• _What the task asks_:
All the data should be repeated exactly. Any image in it is left out.

• _Supplied information_:
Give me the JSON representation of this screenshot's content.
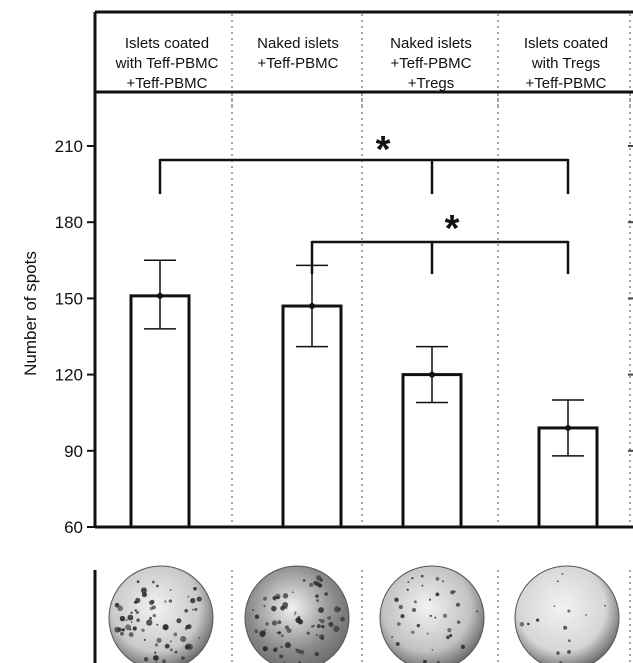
{
  "chart_data": {
    "type": "bar",
    "categories": [
      [
        "Islets coated",
        "with Teff-PBMC",
        "+Teff-PBMC"
      ],
      [
        "Naked islets",
        "+Teff-PBMC"
      ],
      [
        "Naked islets",
        "+Teff-PBMC",
        "+Tregs"
      ],
      [
        "Islets coated",
        "with Tregs",
        "+Teff-PBMC"
      ]
    ],
    "values": [
      151,
      147,
      120,
      99
    ],
    "error_low": [
      138,
      131,
      109,
      88
    ],
    "error_high": [
      165,
      163,
      131,
      110
    ],
    "ylabel": "Number of spots",
    "ylim": [
      60,
      210
    ],
    "yticks": [
      60,
      90,
      120,
      150,
      180,
      210
    ],
    "significance": [
      {
        "from": 0,
        "to": [
          2,
          3
        ],
        "label": "*"
      },
      {
        "from": 1,
        "to": [
          2,
          3
        ],
        "label": "*"
      }
    ],
    "well_images": [
      {
        "category": 0,
        "spot_density": "high",
        "dish_shade": "#c9c9c9"
      },
      {
        "category": 1,
        "spot_density": "high",
        "dish_shade": "#8a8a8a"
      },
      {
        "category": 2,
        "spot_density": "medium",
        "dish_shade": "#c2c2c2"
      },
      {
        "category": 3,
        "spot_density": "low",
        "dish_shade": "#d6d6d6"
      }
    ]
  }
}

• _Solution_:
Give me the JSON representation of this screenshot's content.
{
  "chart_data": {
    "type": "bar",
    "categories": [
      [
        "Islets coated",
        "with Teff-PBMC",
        "+Teff-PBMC"
      ],
      [
        "Naked islets",
        "+Teff-PBMC"
      ],
      [
        "Naked islets",
        "+Teff-PBMC",
        "+Tregs"
      ],
      [
        "Islets coated",
        "with Tregs",
        "+Teff-PBMC"
      ]
    ],
    "values": [
      151,
      147,
      120,
      99
    ],
    "error_low": [
      138,
      131,
      109,
      88
    ],
    "error_high": [
      165,
      163,
      131,
      110
    ],
    "ylabel": "Number of spots",
    "ylim": [
      60,
      210
    ],
    "yticks": [
      60,
      90,
      120,
      150,
      180,
      210
    ],
    "significance": [
      {
        "from": 0,
        "to": [
          2,
          3
        ],
        "label": "*"
      },
      {
        "from": 1,
        "to": [
          2,
          3
        ],
        "label": "*"
      }
    ],
    "well_images": [
      {
        "category": 0,
        "spot_density": "high",
        "dish_shade": "#c9c9c9"
      },
      {
        "category": 1,
        "spot_density": "high",
        "dish_shade": "#8a8a8a"
      },
      {
        "category": 2,
        "spot_density": "medium",
        "dish_shade": "#c2c2c2"
      },
      {
        "category": 3,
        "spot_density": "low",
        "dish_shade": "#d6d6d6"
      }
    ]
  }
}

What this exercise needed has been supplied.